* _Requirement_
Each line containing the word "text" must be reported.

* _Dataset rows_
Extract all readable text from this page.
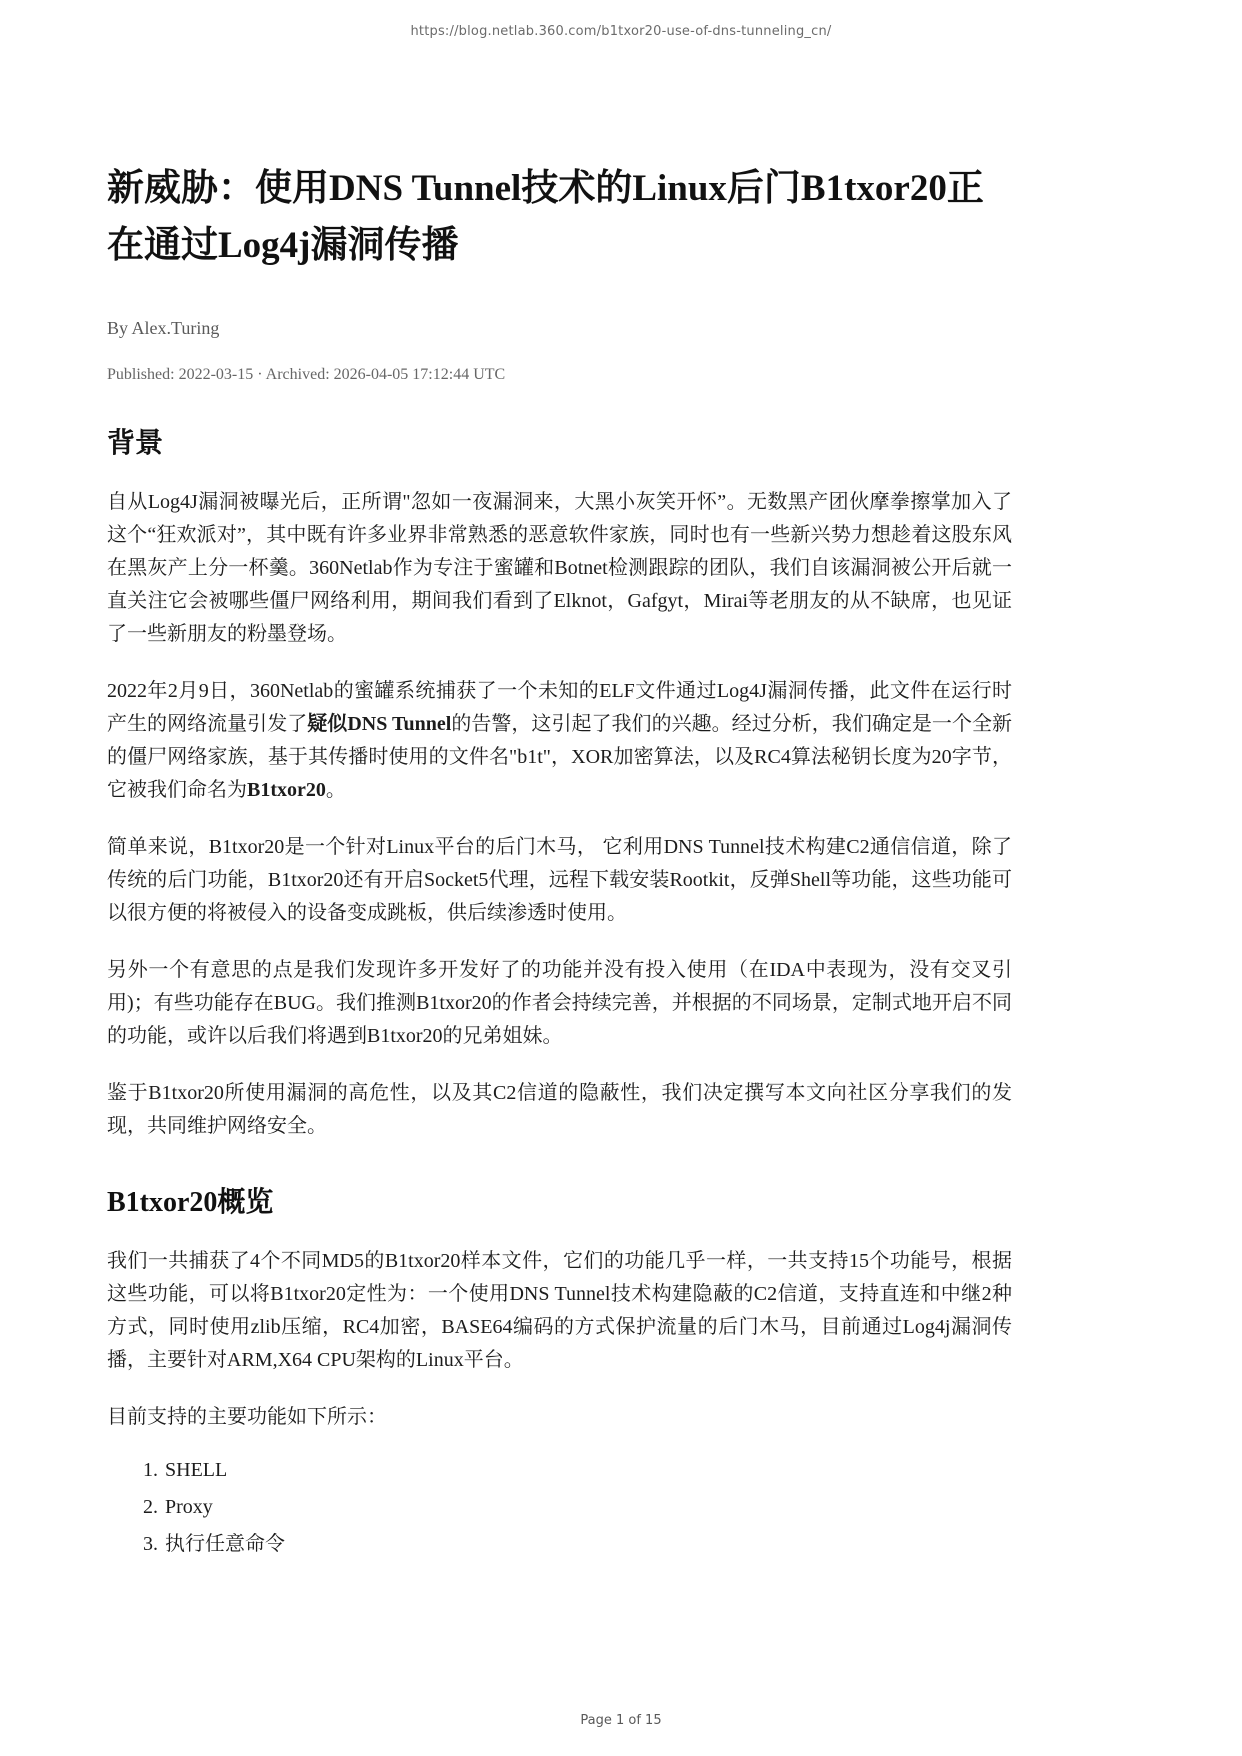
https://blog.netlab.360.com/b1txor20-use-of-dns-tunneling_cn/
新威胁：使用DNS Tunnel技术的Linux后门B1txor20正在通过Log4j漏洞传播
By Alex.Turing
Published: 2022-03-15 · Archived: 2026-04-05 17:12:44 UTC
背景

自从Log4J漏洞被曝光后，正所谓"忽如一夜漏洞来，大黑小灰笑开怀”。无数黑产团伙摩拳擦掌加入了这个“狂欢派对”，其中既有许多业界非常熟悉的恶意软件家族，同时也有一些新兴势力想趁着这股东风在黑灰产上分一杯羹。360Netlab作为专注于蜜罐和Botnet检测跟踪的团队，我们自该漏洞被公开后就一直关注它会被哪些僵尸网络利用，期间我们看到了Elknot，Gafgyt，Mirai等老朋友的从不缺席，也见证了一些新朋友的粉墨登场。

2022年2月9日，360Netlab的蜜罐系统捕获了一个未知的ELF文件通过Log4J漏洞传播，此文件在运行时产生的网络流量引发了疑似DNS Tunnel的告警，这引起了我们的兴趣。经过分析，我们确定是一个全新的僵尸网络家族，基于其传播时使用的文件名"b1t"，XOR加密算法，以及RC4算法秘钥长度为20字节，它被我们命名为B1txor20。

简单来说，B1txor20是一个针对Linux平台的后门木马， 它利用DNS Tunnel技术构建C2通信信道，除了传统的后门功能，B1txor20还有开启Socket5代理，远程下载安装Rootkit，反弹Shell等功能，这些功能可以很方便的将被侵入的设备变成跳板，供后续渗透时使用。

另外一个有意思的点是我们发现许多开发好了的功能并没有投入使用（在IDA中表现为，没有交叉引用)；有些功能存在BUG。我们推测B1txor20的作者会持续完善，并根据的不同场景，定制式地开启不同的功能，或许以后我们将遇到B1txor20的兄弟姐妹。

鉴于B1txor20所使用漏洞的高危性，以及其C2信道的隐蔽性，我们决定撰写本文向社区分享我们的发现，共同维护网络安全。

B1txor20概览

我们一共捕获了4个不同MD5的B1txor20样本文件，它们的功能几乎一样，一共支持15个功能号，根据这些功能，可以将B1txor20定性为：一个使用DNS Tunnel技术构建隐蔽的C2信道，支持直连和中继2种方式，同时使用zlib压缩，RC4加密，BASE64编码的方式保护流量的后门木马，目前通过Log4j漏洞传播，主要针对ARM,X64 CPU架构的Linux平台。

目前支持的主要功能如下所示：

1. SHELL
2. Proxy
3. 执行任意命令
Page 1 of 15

* * *

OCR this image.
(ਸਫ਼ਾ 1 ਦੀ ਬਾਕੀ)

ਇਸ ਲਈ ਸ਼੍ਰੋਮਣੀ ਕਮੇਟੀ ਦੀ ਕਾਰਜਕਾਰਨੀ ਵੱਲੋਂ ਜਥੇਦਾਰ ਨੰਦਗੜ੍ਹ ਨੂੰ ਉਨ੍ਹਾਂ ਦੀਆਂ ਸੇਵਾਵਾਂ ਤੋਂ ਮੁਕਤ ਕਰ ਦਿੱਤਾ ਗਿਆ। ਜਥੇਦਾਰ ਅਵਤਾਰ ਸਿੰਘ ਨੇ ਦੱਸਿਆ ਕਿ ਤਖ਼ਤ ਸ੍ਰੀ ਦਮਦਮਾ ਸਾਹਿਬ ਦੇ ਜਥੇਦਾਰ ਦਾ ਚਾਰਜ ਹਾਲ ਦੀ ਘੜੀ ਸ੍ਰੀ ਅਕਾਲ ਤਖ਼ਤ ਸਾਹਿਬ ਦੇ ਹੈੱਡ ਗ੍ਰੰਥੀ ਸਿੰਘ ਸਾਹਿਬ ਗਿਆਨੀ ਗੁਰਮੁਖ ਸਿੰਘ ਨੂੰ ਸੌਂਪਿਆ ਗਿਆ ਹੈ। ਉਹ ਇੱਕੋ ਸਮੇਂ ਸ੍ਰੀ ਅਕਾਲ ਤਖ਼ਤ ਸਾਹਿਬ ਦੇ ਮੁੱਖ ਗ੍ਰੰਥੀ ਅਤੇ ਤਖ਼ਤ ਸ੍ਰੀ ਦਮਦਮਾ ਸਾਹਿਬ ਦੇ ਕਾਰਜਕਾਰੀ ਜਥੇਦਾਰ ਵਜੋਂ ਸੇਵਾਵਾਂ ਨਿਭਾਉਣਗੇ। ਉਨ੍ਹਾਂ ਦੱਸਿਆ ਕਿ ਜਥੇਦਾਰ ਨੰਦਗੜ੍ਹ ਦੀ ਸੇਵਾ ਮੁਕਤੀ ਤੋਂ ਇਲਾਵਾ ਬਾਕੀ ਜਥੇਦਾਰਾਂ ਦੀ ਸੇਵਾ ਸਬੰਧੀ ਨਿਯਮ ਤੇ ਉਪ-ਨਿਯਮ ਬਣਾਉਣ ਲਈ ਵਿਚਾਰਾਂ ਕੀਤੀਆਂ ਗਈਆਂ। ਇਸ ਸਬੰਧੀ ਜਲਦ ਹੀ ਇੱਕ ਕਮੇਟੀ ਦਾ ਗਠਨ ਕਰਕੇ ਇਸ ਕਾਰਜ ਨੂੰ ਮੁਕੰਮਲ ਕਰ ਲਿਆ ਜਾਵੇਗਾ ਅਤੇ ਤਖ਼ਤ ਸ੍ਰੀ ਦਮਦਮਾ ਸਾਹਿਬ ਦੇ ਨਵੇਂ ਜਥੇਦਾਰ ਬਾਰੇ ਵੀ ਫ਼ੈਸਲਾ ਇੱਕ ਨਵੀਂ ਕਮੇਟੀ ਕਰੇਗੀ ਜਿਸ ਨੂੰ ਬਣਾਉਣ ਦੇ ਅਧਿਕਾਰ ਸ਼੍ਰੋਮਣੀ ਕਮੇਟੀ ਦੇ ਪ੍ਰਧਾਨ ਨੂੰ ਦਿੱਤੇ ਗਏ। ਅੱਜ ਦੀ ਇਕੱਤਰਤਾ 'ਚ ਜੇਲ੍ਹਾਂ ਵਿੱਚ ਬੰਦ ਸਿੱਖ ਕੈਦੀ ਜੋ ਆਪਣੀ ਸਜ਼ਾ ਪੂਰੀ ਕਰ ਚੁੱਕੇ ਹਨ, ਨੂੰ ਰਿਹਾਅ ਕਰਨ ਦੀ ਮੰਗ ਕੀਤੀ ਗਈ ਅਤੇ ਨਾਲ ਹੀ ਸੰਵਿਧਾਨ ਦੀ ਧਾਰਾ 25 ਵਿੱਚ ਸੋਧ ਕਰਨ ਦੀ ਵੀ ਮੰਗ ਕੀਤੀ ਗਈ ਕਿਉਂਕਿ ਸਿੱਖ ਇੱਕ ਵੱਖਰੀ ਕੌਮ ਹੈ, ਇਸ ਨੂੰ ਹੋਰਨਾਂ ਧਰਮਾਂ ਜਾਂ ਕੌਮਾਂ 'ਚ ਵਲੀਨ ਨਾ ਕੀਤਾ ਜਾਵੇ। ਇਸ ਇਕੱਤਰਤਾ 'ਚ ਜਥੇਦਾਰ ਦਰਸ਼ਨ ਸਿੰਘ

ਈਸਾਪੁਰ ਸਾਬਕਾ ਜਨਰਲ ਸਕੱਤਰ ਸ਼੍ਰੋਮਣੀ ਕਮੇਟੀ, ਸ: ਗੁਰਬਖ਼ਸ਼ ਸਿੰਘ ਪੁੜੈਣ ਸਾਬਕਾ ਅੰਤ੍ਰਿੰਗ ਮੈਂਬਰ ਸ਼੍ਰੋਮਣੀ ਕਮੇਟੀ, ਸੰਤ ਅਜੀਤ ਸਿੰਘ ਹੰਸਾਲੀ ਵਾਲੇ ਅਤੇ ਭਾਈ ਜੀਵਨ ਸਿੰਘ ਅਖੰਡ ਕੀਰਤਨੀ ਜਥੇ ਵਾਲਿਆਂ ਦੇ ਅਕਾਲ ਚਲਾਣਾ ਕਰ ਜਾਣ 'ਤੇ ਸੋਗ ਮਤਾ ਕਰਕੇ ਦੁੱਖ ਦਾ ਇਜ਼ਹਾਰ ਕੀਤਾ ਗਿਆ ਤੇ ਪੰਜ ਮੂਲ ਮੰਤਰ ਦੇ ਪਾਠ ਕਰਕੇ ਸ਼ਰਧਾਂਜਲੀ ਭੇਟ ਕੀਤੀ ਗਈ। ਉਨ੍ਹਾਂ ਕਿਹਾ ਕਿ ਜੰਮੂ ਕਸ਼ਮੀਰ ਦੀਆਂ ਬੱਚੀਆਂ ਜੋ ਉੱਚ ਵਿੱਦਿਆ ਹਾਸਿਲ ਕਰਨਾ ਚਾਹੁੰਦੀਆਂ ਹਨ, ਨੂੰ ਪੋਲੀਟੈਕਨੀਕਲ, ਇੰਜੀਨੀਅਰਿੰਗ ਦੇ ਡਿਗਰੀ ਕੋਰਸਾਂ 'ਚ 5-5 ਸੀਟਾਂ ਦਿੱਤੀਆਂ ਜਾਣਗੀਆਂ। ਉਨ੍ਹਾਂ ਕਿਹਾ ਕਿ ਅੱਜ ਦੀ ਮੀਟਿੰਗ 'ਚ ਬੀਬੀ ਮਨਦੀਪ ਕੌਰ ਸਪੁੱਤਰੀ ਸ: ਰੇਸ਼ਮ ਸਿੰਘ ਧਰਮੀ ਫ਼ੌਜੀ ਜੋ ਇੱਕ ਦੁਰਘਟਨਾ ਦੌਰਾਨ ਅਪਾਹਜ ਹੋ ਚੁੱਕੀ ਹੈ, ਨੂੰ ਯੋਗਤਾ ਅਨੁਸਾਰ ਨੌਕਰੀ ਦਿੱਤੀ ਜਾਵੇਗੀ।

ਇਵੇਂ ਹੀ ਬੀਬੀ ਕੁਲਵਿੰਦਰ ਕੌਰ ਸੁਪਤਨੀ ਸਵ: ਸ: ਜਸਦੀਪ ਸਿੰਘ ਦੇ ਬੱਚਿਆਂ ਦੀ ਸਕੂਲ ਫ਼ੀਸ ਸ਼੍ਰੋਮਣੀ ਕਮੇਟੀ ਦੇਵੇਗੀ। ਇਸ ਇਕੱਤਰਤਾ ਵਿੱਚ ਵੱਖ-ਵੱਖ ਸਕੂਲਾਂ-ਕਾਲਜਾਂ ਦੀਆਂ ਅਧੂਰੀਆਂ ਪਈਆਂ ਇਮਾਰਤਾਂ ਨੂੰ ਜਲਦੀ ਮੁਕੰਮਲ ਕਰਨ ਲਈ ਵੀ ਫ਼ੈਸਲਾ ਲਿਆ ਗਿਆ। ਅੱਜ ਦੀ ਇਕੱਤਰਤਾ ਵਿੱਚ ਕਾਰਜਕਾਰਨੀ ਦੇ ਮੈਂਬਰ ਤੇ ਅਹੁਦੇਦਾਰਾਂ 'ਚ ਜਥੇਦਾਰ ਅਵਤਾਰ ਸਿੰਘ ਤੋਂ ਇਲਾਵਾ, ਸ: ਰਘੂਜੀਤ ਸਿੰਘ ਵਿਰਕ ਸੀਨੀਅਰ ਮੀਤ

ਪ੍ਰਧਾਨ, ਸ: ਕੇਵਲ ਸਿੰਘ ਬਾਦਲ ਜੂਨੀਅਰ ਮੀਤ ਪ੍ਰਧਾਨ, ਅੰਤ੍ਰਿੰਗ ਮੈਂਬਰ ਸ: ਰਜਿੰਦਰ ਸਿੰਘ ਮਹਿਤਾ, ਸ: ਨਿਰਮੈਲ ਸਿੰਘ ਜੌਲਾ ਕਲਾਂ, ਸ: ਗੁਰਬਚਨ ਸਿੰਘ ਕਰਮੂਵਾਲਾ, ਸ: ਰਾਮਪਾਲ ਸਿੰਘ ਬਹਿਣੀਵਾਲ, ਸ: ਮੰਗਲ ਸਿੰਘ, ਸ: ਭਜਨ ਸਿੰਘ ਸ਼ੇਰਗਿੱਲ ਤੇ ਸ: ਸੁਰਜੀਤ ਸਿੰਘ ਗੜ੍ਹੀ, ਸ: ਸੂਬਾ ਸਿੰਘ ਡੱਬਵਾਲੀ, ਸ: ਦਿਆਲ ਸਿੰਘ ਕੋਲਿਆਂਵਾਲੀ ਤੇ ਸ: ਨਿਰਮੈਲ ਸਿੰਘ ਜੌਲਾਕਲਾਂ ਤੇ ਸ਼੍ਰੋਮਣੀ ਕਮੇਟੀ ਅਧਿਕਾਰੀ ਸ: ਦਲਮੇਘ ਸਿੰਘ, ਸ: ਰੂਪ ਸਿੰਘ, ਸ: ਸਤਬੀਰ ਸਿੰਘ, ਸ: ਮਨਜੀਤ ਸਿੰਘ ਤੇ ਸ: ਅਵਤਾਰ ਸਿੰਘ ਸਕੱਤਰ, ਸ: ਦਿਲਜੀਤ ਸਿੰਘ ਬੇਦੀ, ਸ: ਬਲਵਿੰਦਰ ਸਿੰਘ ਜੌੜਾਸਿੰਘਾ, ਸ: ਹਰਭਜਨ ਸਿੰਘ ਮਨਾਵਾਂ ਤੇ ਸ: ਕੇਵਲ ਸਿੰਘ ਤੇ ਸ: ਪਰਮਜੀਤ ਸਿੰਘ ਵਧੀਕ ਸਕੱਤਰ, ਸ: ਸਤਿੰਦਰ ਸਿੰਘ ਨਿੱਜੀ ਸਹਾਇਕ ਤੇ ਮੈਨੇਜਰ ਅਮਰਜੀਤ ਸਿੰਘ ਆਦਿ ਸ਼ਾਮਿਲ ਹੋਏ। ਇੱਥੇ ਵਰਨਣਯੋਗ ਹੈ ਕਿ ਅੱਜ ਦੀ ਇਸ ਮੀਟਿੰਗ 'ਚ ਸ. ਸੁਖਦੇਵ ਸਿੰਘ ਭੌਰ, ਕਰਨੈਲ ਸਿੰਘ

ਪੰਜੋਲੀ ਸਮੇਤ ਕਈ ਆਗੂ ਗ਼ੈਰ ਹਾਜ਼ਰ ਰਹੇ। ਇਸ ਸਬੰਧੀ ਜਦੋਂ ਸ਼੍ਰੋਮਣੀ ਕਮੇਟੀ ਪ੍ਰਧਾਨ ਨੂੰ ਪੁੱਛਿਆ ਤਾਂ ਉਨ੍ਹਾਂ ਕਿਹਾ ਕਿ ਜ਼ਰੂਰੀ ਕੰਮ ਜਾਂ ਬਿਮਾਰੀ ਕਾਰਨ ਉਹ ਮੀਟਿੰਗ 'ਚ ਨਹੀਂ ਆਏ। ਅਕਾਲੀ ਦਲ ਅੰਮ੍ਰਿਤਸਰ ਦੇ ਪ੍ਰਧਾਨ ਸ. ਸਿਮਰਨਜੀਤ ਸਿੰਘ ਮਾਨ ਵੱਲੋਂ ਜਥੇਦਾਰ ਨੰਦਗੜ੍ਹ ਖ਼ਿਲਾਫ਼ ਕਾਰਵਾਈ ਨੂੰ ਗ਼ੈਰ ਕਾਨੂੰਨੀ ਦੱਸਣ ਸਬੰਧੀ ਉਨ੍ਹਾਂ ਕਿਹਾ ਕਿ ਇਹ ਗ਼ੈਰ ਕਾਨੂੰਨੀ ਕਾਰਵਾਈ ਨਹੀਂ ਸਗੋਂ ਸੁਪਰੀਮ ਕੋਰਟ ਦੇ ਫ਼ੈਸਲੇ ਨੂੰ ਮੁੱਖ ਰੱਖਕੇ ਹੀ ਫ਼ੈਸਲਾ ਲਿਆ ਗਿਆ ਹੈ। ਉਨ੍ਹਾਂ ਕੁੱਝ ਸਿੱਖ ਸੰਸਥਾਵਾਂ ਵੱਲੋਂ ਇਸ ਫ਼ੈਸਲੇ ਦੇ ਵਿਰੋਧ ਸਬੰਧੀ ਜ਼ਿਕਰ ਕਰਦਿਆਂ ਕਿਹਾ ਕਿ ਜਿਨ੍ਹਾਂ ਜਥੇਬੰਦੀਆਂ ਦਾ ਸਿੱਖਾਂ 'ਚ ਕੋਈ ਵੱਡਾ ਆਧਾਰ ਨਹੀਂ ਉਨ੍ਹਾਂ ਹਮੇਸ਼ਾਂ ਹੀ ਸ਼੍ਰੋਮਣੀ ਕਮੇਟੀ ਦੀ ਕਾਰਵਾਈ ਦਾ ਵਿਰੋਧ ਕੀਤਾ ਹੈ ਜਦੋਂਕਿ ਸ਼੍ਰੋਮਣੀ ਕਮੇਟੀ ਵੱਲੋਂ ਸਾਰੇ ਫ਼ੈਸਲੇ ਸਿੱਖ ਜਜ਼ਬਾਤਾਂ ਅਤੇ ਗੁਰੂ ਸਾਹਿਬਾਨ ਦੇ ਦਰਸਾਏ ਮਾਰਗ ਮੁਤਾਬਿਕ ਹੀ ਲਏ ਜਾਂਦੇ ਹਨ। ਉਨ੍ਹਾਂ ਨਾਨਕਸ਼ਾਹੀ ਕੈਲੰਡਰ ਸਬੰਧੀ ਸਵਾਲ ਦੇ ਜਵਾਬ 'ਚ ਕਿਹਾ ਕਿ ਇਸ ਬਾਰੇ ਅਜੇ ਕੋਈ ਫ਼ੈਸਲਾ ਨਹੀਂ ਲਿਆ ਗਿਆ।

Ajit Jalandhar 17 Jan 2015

--

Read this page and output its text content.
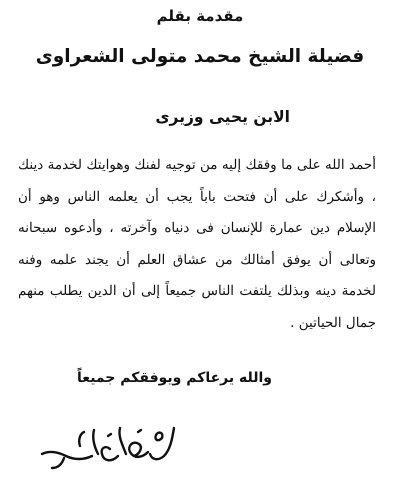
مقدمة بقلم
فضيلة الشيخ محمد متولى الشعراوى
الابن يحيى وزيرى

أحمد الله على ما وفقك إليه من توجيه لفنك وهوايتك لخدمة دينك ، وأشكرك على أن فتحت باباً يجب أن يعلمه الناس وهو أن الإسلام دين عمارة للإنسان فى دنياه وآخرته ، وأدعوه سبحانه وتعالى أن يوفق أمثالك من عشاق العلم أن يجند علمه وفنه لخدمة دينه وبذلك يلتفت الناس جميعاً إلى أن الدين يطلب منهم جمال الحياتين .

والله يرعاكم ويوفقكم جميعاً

* _Exercise answer_
Extract all readable text from this page.
Read this page and output its text content.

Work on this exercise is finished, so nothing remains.